### Directive
Extract every line of the listing below that contains the string "text", treating uppercase and lowercase as different.

### Records provided
☆ ☆ ☆

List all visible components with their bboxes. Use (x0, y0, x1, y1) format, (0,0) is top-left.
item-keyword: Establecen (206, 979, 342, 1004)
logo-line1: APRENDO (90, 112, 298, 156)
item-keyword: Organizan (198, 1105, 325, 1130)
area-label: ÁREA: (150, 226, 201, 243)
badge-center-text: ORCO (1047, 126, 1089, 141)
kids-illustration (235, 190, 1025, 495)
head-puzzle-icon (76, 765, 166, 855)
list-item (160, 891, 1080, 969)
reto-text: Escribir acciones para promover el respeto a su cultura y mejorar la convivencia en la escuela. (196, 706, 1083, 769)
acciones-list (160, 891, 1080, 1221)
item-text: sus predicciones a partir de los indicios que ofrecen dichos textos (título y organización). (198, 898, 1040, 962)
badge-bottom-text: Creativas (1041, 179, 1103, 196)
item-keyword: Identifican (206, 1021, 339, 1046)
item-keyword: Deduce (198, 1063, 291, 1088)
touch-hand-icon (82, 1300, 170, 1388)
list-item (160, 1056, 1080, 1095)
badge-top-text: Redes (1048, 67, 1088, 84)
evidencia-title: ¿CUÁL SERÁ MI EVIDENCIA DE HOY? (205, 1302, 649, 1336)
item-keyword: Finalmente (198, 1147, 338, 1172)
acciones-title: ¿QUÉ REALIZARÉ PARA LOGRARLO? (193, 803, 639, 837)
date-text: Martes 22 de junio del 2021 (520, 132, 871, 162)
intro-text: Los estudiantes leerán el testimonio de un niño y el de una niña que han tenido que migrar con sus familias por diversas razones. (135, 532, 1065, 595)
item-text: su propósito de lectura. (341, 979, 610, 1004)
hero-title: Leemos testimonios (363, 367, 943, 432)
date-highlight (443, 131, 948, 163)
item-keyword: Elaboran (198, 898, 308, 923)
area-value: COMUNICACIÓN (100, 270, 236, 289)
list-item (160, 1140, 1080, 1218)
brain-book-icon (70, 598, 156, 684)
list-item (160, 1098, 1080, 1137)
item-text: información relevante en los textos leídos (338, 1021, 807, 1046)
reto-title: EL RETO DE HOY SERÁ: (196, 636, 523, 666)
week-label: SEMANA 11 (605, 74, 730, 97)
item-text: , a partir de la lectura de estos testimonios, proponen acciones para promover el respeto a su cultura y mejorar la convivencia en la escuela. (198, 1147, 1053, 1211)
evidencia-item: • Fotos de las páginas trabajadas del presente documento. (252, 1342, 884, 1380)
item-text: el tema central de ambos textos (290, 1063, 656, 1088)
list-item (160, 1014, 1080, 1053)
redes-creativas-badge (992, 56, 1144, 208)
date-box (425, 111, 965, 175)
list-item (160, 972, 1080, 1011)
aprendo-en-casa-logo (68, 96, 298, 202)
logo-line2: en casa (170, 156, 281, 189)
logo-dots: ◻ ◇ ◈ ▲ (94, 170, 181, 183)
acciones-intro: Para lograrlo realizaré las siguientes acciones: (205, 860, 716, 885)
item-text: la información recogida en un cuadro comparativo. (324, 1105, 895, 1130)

☆ ☆ ☆

### Response for this exercise
badge-center-text: ORCO (1047, 126, 1089, 141)
reto-text: Escribir acciones para promover el respeto a su cultura y mejorar la convivencia en la escuela. (196, 706, 1083, 769)
item-text: sus predicciones a partir de los indicios que ofrecen dichos textos (título y organización). (198, 898, 1040, 962)
badge-bottom-text: Creativas (1041, 179, 1103, 196)
badge-top-text: Redes (1048, 67, 1088, 84)
date-text: Martes 22 de junio del 2021 (520, 132, 871, 162)
intro-text: Los estudiantes leerán el testimonio de un niño y el de una niña que han tenido que migrar con sus familias por diversas razones. (135, 532, 1065, 595)
item-text: su propósito de lectura. (341, 979, 610, 1004)
item-text: información relevante en los textos leídos (338, 1021, 807, 1046)
item-text: , a partir de la lectura de estos testimonios, proponen acciones para promover el respeto a su cultura y mejorar la convivencia en la escuela. (198, 1147, 1053, 1211)
item-text: el tema central de ambos textos (290, 1063, 656, 1088)
item-text: la información recogida en un cuadro comparativo. (324, 1105, 895, 1130)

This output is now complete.